++++ Input rows
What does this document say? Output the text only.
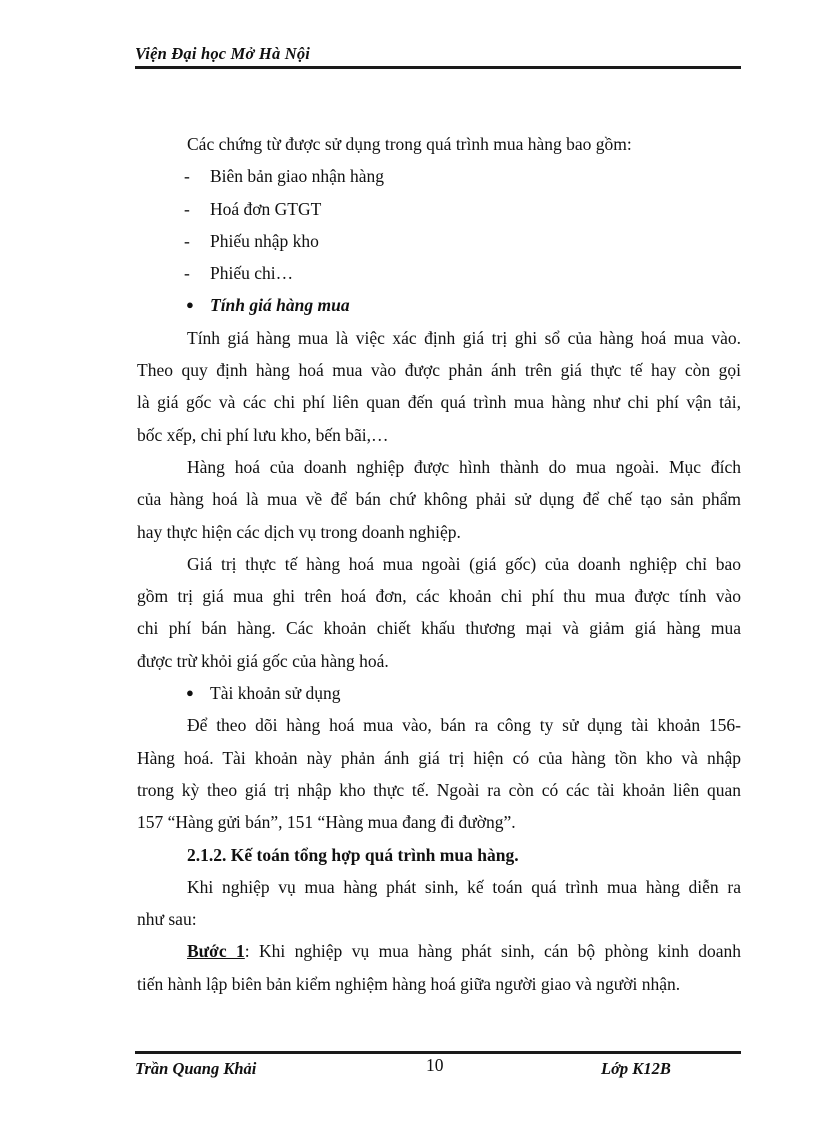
Viện Đại học Mở Hà Nội
Các chứng từ được sử dụng trong quá trình mua hàng bao gồm:
- Biên bản giao nhận hàng
- Hoá đơn GTGT
- Phiếu nhập kho
- Phiếu chi…
● Tính giá hàng mua
Tính giá hàng mua là việc xác định giá trị ghi sổ của hàng hoá mua vào.
Theo quy định hàng hoá mua vào được phản ánh trên giá thực tế hay còn gọi
là giá gốc và các chi phí liên quan đến quá trình mua hàng như chi phí vận tải,
bốc xếp, chi phí lưu kho, bến bãi,…
Hàng hoá của doanh nghiệp được hình thành do mua ngoài. Mục đích
của hàng hoá là mua về để bán chứ không phải sử dụng để chế tạo sản phẩm
hay thực hiện các dịch vụ trong doanh nghiệp.
Giá trị thực tế hàng hoá mua ngoài (giá gốc) của doanh nghiệp chỉ bao
gồm trị giá mua ghi trên hoá đơn, các khoản chi phí thu mua được tính vào
chi phí bán hàng. Các khoản chiết khấu thương mại và giảm giá hàng mua
được trừ khỏi giá gốc của hàng hoá.
● Tài khoản sử dụng
Để theo dõi hàng hoá mua vào, bán ra công ty sử dụng tài khoản 156-
Hàng hoá. Tài khoản này phản ánh giá trị hiện có của hàng tồn kho và nhập
trong kỳ theo giá trị nhập kho thực tế. Ngoài ra còn có các tài khoản liên quan
157 “Hàng gửi bán”, 151 “Hàng mua đang đi đường”.
2.1.2. Kế toán tổng hợp quá trình mua hàng.
Khi nghiệp vụ mua hàng phát sinh, kế toán quá trình mua hàng diễn ra
như sau:
Bước 1: Khi nghiệp vụ mua hàng phát sinh, cán bộ phòng kinh doanh
tiến hành lập biên bản kiểm nghiệm hàng hoá giữa người giao và người nhận.
Trần Quang Khải	10	Lớp K12B
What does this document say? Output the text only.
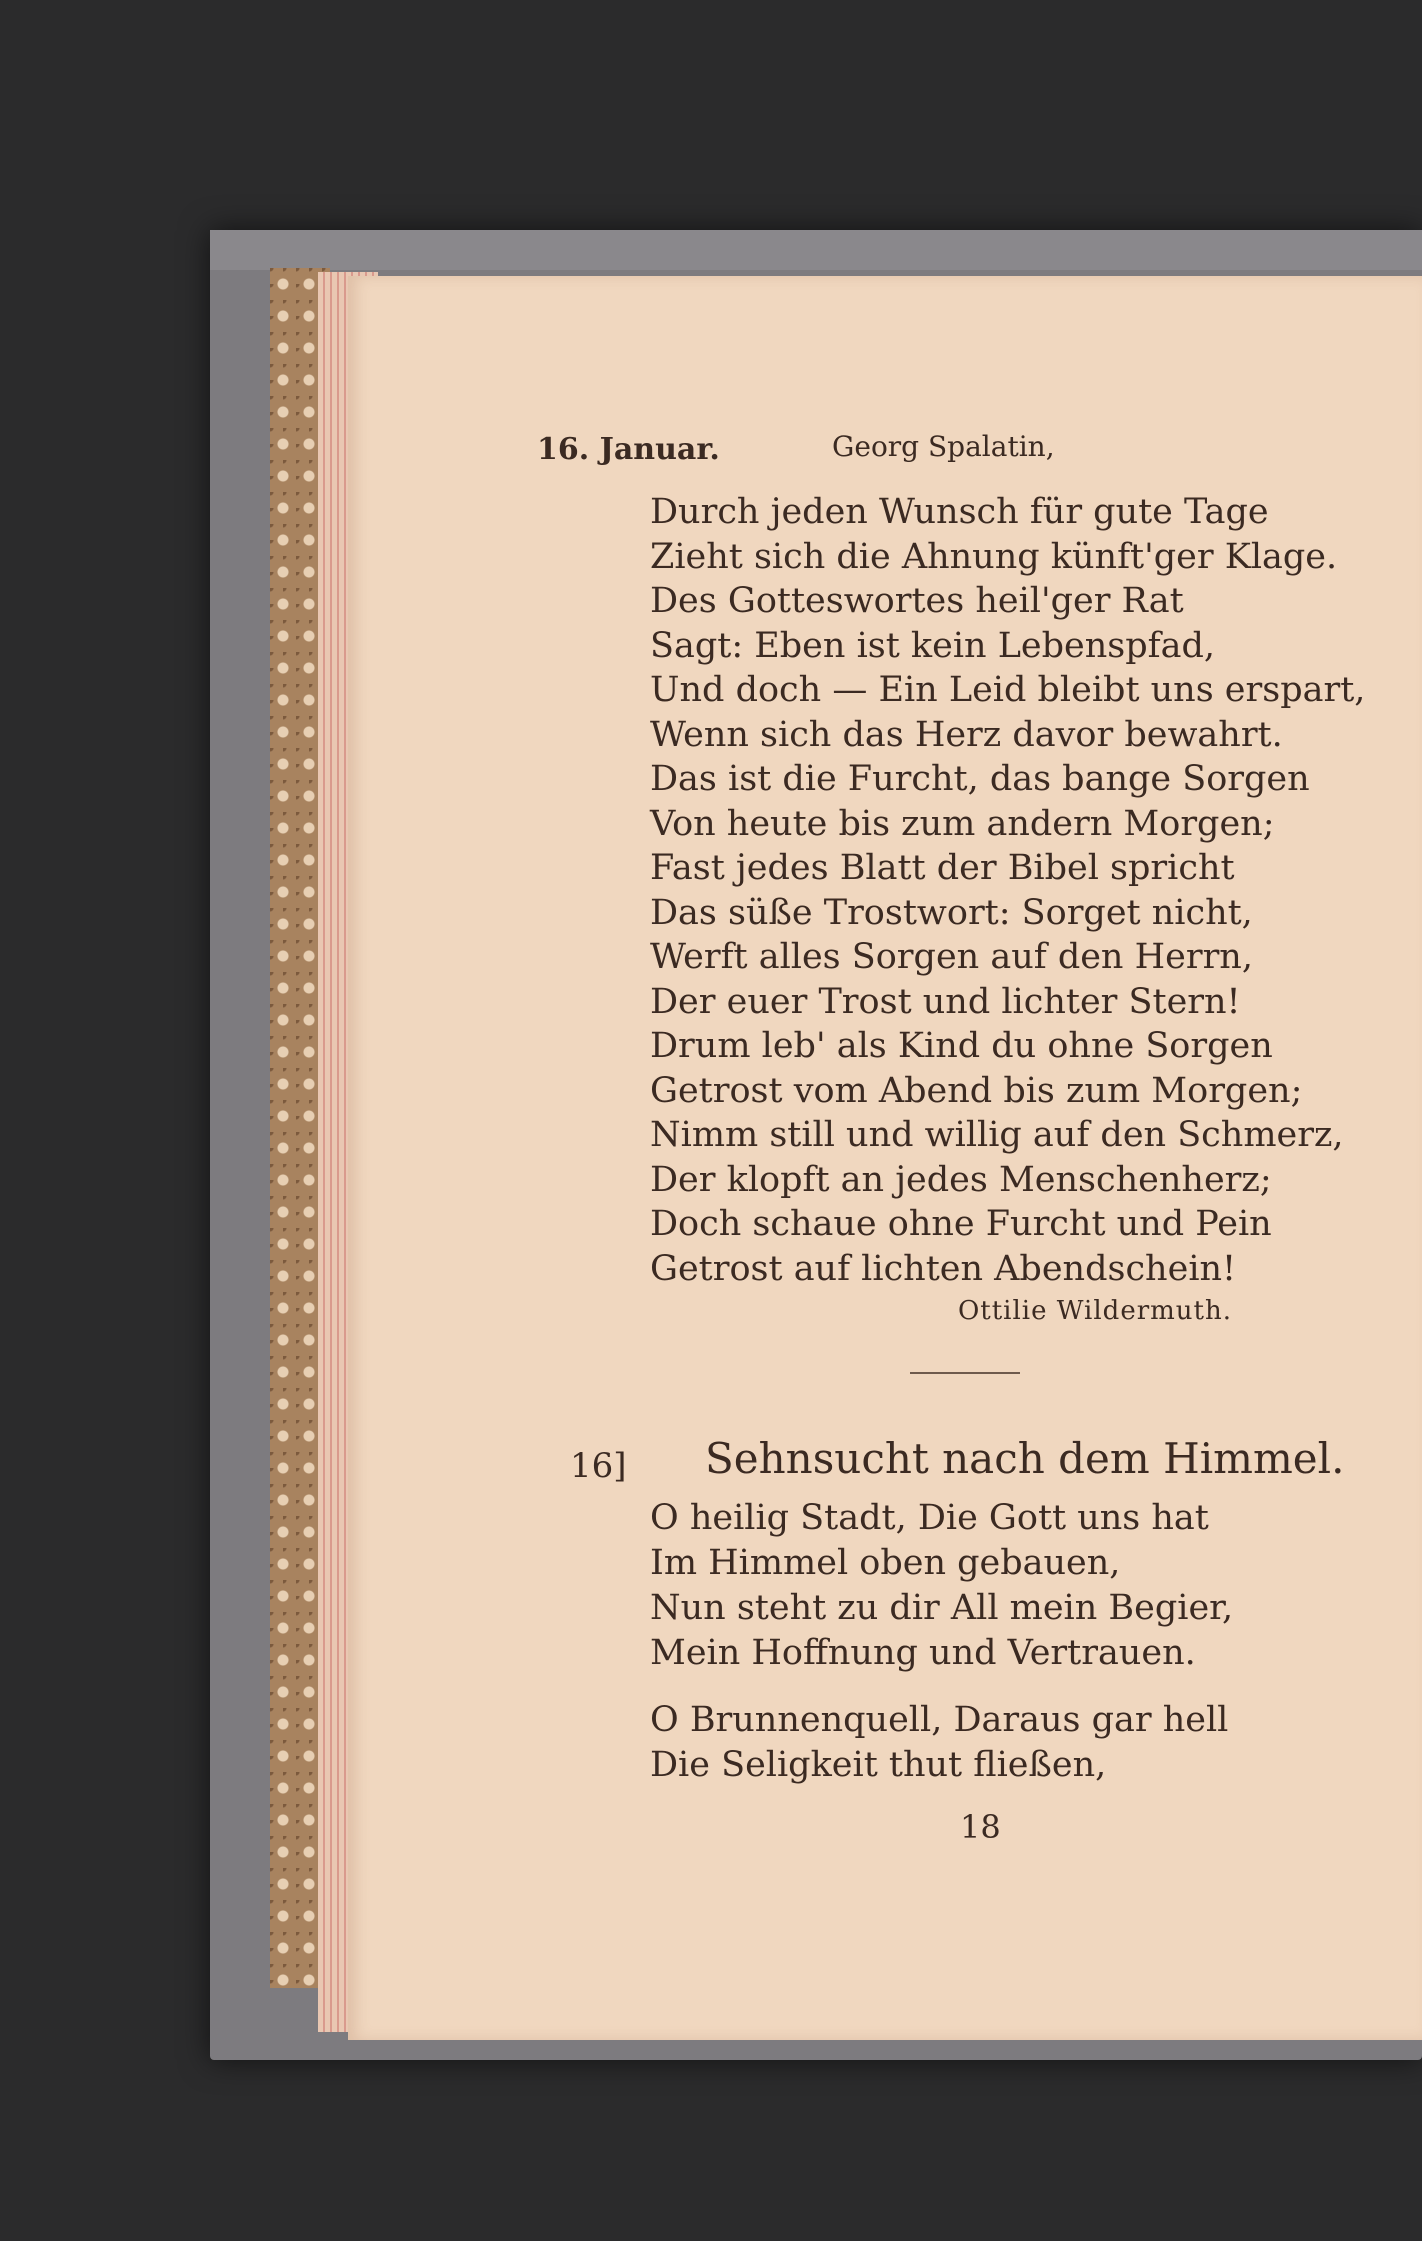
16. Januar.	Georg Spalatin,
Durch jeden Wunsch für gute Tage
Zieht sich die Ahnung künft'ger Klage.
Des Gotteswortes heil'ger Rat
Sagt: Eben ist kein Lebenspfad,
Und doch — Ein Leid bleibt uns erspart,
Wenn sich das Herz davor bewahrt.
Das ist die Furcht, das bange Sorgen
Von heute bis zum andern Morgen;
Fast jedes Blatt der Bibel spricht
Das süße Trostwort: Sorget nicht,
Werft alles Sorgen auf den Herrn,
Der euer Trost und lichter Stern!
Drum leb' als Kind du ohne Sorgen
Getrost vom Abend bis zum Morgen;
Nimm still und willig auf den Schmerz,
Der klopft an jedes Menschenherz;
Doch schaue ohne Furcht und Pein
Getrost auf lichten Abendschein!
Ottilie Wildermuth.
16] Sehnsucht nach dem Himmel.
O heilig Stadt, Die Gott uns hat
Im Himmel oben gebauen,
Nun steht zu dir All mein Begier,
Mein Hoffnung und Vertrauen.
O Brunnenquell, Daraus gar hell
Die Seligkeit thut fließen,
18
++++++++
Problem description — Can you restate all the records above word for word while dropping the pictures?

Result —
What does this document say? Output the text only.
Viện Đại học Mở Hà Nội
Các chứng từ được sử dụng trong quá trình mua hàng bao gồm:
- Biên bản giao nhận hàng
- Hoá đơn GTGT
- Phiếu nhập kho
- Phiếu chi…
● Tính giá hàng mua
Tính giá hàng mua là việc xác định giá trị ghi sổ của hàng hoá mua vào.
Theo quy định hàng hoá mua vào được phản ánh trên giá thực tế hay còn gọi
là giá gốc và các chi phí liên quan đến quá trình mua hàng như chi phí vận tải,
bốc xếp, chi phí lưu kho, bến bãi,…
Hàng hoá của doanh nghiệp được hình thành do mua ngoài. Mục đích
của hàng hoá là mua về để bán chứ không phải sử dụng để chế tạo sản phẩm
hay thực hiện các dịch vụ trong doanh nghiệp.
Giá trị thực tế hàng hoá mua ngoài (giá gốc) của doanh nghiệp chỉ bao
gồm trị giá mua ghi trên hoá đơn, các khoản chi phí thu mua được tính vào
chi phí bán hàng. Các khoản chiết khấu thương mại và giảm giá hàng mua
được trừ khỏi giá gốc của hàng hoá.
● Tài khoản sử dụng
Để theo dõi hàng hoá mua vào, bán ra công ty sử dụng tài khoản 156-
Hàng hoá. Tài khoản này phản ánh giá trị hiện có của hàng tồn kho và nhập
trong kỳ theo giá trị nhập kho thực tế. Ngoài ra còn có các tài khoản liên quan
157 “Hàng gửi bán”, 151 “Hàng mua đang đi đường”.
2.1.2. Kế toán tổng hợp quá trình mua hàng.
Khi nghiệp vụ mua hàng phát sinh, kế toán quá trình mua hàng diễn ra
như sau:
Bước 1: Khi nghiệp vụ mua hàng phát sinh, cán bộ phòng kinh doanh
tiến hành lập biên bản kiểm nghiệm hàng hoá giữa người giao và người nhận.
Trần Quang Khải	10	Lớp K12B
What does this document say? Output the text only.
16. Januar.	Georg Spalatin,
Durch jeden Wunsch für gute Tage
Zieht sich die Ahnung künft'ger Klage.
Des Gotteswortes heil'ger Rat
Sagt: Eben ist kein Lebenspfad,
Und doch — Ein Leid bleibt uns erspart,
Wenn sich das Herz davor bewahrt.
Das ist die Furcht, das bange Sorgen
Von heute bis zum andern Morgen;
Fast jedes Blatt der Bibel spricht
Das süße Trostwort: Sorget nicht,
Werft alles Sorgen auf den Herrn,
Der euer Trost und lichter Stern!
Drum leb' als Kind du ohne Sorgen
Getrost vom Abend bis zum Morgen;
Nimm still und willig auf den Schmerz,
Der klopft an jedes Menschenherz;
Doch schaue ohne Furcht und Pein
Getrost auf lichten Abendschein!
Ottilie Wildermuth.
16] Sehnsucht nach dem Himmel.
O heilig Stadt, Die Gott uns hat
Im Himmel oben gebauen,
Nun steht zu dir All mein Begier,
Mein Hoffnung und Vertrauen.
O Brunnenquell, Daraus gar hell
Die Seligkeit thut fließen,
18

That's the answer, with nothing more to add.